EXERCISE GOAL: Reproduce every record below exactly as written, but leave out any pictures.

* begin RECORDED INFORMATION *

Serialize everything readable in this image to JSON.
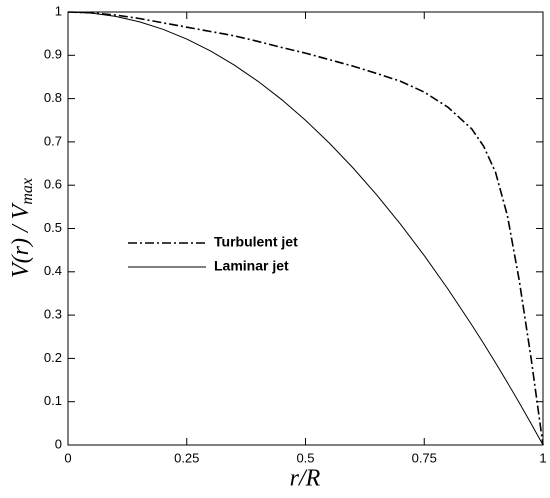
{
  "chart_data": {
    "type": "line",
    "xlabel": "r/R",
    "ylabel": "V(r) / V",
    "ylabel_subscript": "max",
    "x": [
      0,
      0.05,
      0.1,
      0.15,
      0.2,
      0.25,
      0.3,
      0.35,
      0.4,
      0.45,
      0.5,
      0.55,
      0.6,
      0.65,
      0.7,
      0.75,
      0.8,
      0.85,
      0.875,
      0.9,
      0.925,
      0.95,
      0.975,
      1
    ],
    "series": [
      {
        "name": "Turbulent jet",
        "color": "#000000",
        "dash": "dash-dot",
        "values": [
          1,
          0.998,
          0.993,
          0.985,
          0.975,
          0.965,
          0.955,
          0.945,
          0.932,
          0.918,
          0.905,
          0.89,
          0.875,
          0.858,
          0.84,
          0.815,
          0.78,
          0.73,
          0.69,
          0.63,
          0.53,
          0.38,
          0.2,
          0
        ]
      },
      {
        "name": "Laminar jet",
        "color": "#000000",
        "dash": "solid",
        "values": [
          1,
          0.9975,
          0.99,
          0.9775,
          0.96,
          0.9375,
          0.91,
          0.8775,
          0.84,
          0.7975,
          0.75,
          0.6975,
          0.64,
          0.5775,
          0.51,
          0.4375,
          0.36,
          0.2775,
          0.234375,
          0.19,
          0.144375,
          0.0975,
          0.049375,
          0
        ]
      }
    ],
    "xlim": [
      0,
      1
    ],
    "xticks": [
      0,
      0.25,
      0.5,
      0.75,
      1
    ],
    "ylim": [
      0,
      1
    ],
    "yticks": [
      0,
      0.1,
      0.2,
      0.3,
      0.4,
      0.5,
      0.6,
      0.7,
      0.8,
      0.9,
      1
    ],
    "grid": false,
    "legend": "left"
  }
}
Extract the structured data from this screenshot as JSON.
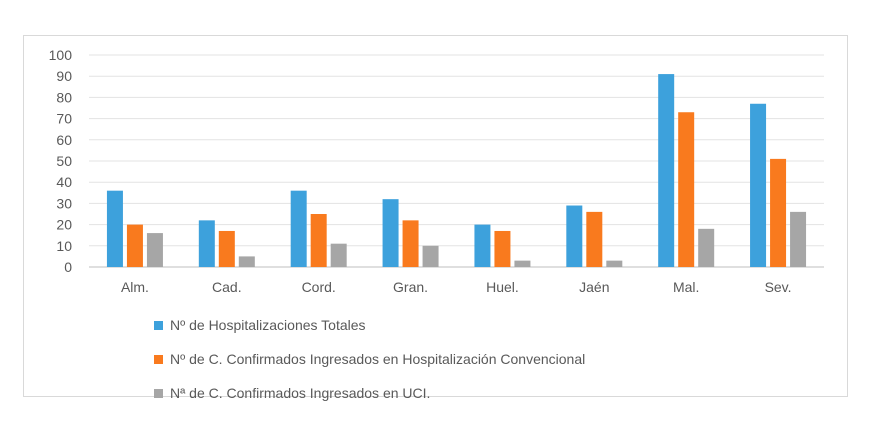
{
  "chart_data": {
    "type": "bar",
    "title": "",
    "xlabel": "",
    "ylabel": "",
    "ylim": [
      0,
      100
    ],
    "yticks": [
      0,
      10,
      20,
      30,
      40,
      50,
      60,
      70,
      80,
      90,
      100
    ],
    "grid": true,
    "legend_position": "bottom",
    "categories": [
      "Alm.",
      "Cad.",
      "Cord.",
      "Gran.",
      "Huel.",
      "Jaén",
      "Mal.",
      "Sev."
    ],
    "series": [
      {
        "name": "Nº de Hospitalizaciones Totales",
        "color": "#3da1dc",
        "values": [
          36,
          22,
          36,
          32,
          20,
          29,
          91,
          77
        ]
      },
      {
        "name": "Nº de C. Confirmados Ingresados en Hospitalización Convencional",
        "color": "#f97a1e",
        "values": [
          20,
          17,
          25,
          22,
          17,
          26,
          73,
          51
        ]
      },
      {
        "name": "Nª de C. Confirmados Ingresados en UCI.",
        "color": "#a6a6a6",
        "values": [
          16,
          5,
          11,
          10,
          3,
          3,
          18,
          26
        ]
      }
    ]
  }
}
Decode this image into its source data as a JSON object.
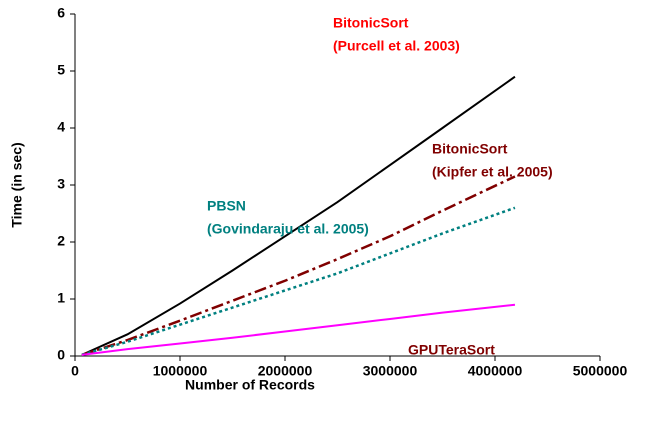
{
  "chart_data": {
    "type": "line",
    "x_label": "Number of Records",
    "y_label": "Time (in sec)",
    "x": [
      65000,
      500000,
      1000000,
      1500000,
      2000000,
      2500000,
      3000000,
      3500000,
      4190000
    ],
    "series": [
      {
        "name": "BitonicSort",
        "citation": "(Purcell et al. 2003)",
        "color": "#000000",
        "label_color": "#ff0000",
        "dash": "solid",
        "values": [
          0.02,
          0.38,
          0.92,
          1.5,
          2.1,
          2.7,
          3.35,
          4.0,
          4.9
        ]
      },
      {
        "name": "BitonicSort",
        "citation": "(Kipfer et al. 2005)",
        "color": "#800000",
        "label_color": "#800000",
        "dash": "dashdot",
        "values": [
          0.02,
          0.28,
          0.62,
          0.97,
          1.32,
          1.7,
          2.1,
          2.55,
          3.15
        ]
      },
      {
        "name": "PBSN",
        "citation": "(Govindaraju et al. 2005)",
        "color": "#008080",
        "label_color": "#008080",
        "dash": "dotted",
        "values": [
          0.02,
          0.25,
          0.55,
          0.85,
          1.15,
          1.45,
          1.8,
          2.15,
          2.6
        ]
      },
      {
        "name": "GPUTeraSort",
        "color": "#ff00ff",
        "label_color": "#800000",
        "dash": "solid",
        "values": [
          0.02,
          0.12,
          0.22,
          0.32,
          0.43,
          0.54,
          0.65,
          0.76,
          0.9
        ]
      }
    ],
    "xlim": [
      0,
      5000000
    ],
    "xticks": [
      0,
      1000000,
      2000000,
      3000000,
      4000000,
      5000000
    ],
    "ylim": [
      0,
      6
    ],
    "yticks": [
      0,
      1,
      2,
      3,
      4,
      5,
      6
    ],
    "grid": false
  }
}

* end RECORDED INFORMATION *

REPLY TO THE TASK:
Serialize everything readable in this image to JSON.
{
  "chart_data": {
    "type": "line",
    "xlabel": "r/R",
    "ylabel": "V(r) / V",
    "ylabel_subscript": "max",
    "x": [
      0,
      0.05,
      0.1,
      0.15,
      0.2,
      0.25,
      0.3,
      0.35,
      0.4,
      0.45,
      0.5,
      0.55,
      0.6,
      0.65,
      0.7,
      0.75,
      0.8,
      0.85,
      0.875,
      0.9,
      0.925,
      0.95,
      0.975,
      1
    ],
    "series": [
      {
        "name": "Turbulent jet",
        "color": "#000000",
        "dash": "dash-dot",
        "values": [
          1,
          0.998,
          0.993,
          0.985,
          0.975,
          0.965,
          0.955,
          0.945,
          0.932,
          0.918,
          0.905,
          0.89,
          0.875,
          0.858,
          0.84,
          0.815,
          0.78,
          0.73,
          0.69,
          0.63,
          0.53,
          0.38,
          0.2,
          0
        ]
      },
      {
        "name": "Laminar jet",
        "color": "#000000",
        "dash": "solid",
        "values": [
          1,
          0.9975,
          0.99,
          0.9775,
          0.96,
          0.9375,
          0.91,
          0.8775,
          0.84,
          0.7975,
          0.75,
          0.6975,
          0.64,
          0.5775,
          0.51,
          0.4375,
          0.36,
          0.2775,
          0.234375,
          0.19,
          0.144375,
          0.0975,
          0.049375,
          0
        ]
      }
    ],
    "xlim": [
      0,
      1
    ],
    "xticks": [
      0,
      0.25,
      0.5,
      0.75,
      1
    ],
    "ylim": [
      0,
      1
    ],
    "yticks": [
      0,
      0.1,
      0.2,
      0.3,
      0.4,
      0.5,
      0.6,
      0.7,
      0.8,
      0.9,
      1
    ],
    "grid": false,
    "legend": "left"
  }
}
Extract the structured data from this screenshot as JSON.
{
  "chart_data": {
    "type": "bar",
    "title": "",
    "xlabel": "",
    "ylabel": "",
    "ylim": [
      0,
      100
    ],
    "yticks": [
      0,
      10,
      20,
      30,
      40,
      50,
      60,
      70,
      80,
      90,
      100
    ],
    "grid": true,
    "legend_position": "bottom",
    "categories": [
      "Alm.",
      "Cad.",
      "Cord.",
      "Gran.",
      "Huel.",
      "Jaén",
      "Mal.",
      "Sev."
    ],
    "series": [
      {
        "name": "Nº de Hospitalizaciones Totales",
        "color": "#3da1dc",
        "values": [
          36,
          22,
          36,
          32,
          20,
          29,
          91,
          77
        ]
      },
      {
        "name": "Nº de C. Confirmados Ingresados en Hospitalización Convencional",
        "color": "#f97a1e",
        "values": [
          20,
          17,
          25,
          22,
          17,
          26,
          73,
          51
        ]
      },
      {
        "name": "Nª de C. Confirmados Ingresados en UCI.",
        "color": "#a6a6a6",
        "values": [
          16,
          5,
          11,
          10,
          3,
          3,
          18,
          26
        ]
      }
    ]
  }
}
Decode this image into its source data as a JSON object.
{
  "chart_data": {
    "type": "line",
    "x_label": "Number of Records",
    "y_label": "Time (in sec)",
    "x": [
      65000,
      500000,
      1000000,
      1500000,
      2000000,
      2500000,
      3000000,
      3500000,
      4190000
    ],
    "series": [
      {
        "name": "BitonicSort",
        "citation": "(Purcell et al. 2003)",
        "color": "#000000",
        "label_color": "#ff0000",
        "dash": "solid",
        "values": [
          0.02,
          0.38,
          0.92,
          1.5,
          2.1,
          2.7,
          3.35,
          4.0,
          4.9
        ]
      },
      {
        "name": "BitonicSort",
        "citation": "(Kipfer et al. 2005)",
        "color": "#800000",
        "label_color": "#800000",
        "dash": "dashdot",
        "values": [
          0.02,
          0.28,
          0.62,
          0.97,
          1.32,
          1.7,
          2.1,
          2.55,
          3.15
        ]
      },
      {
        "name": "PBSN",
        "citation": "(Govindaraju et al. 2005)",
        "color": "#008080",
        "label_color": "#008080",
        "dash": "dotted",
        "values": [
          0.02,
          0.25,
          0.55,
          0.85,
          1.15,
          1.45,
          1.8,
          2.15,
          2.6
        ]
      },
      {
        "name": "GPUTeraSort",
        "color": "#ff00ff",
        "label_color": "#800000",
        "dash": "solid",
        "values": [
          0.02,
          0.12,
          0.22,
          0.32,
          0.43,
          0.54,
          0.65,
          0.76,
          0.9
        ]
      }
    ],
    "xlim": [
      0,
      5000000
    ],
    "xticks": [
      0,
      1000000,
      2000000,
      3000000,
      4000000,
      5000000
    ],
    "ylim": [
      0,
      6
    ],
    "yticks": [
      0,
      1,
      2,
      3,
      4,
      5,
      6
    ],
    "grid": false
  }
}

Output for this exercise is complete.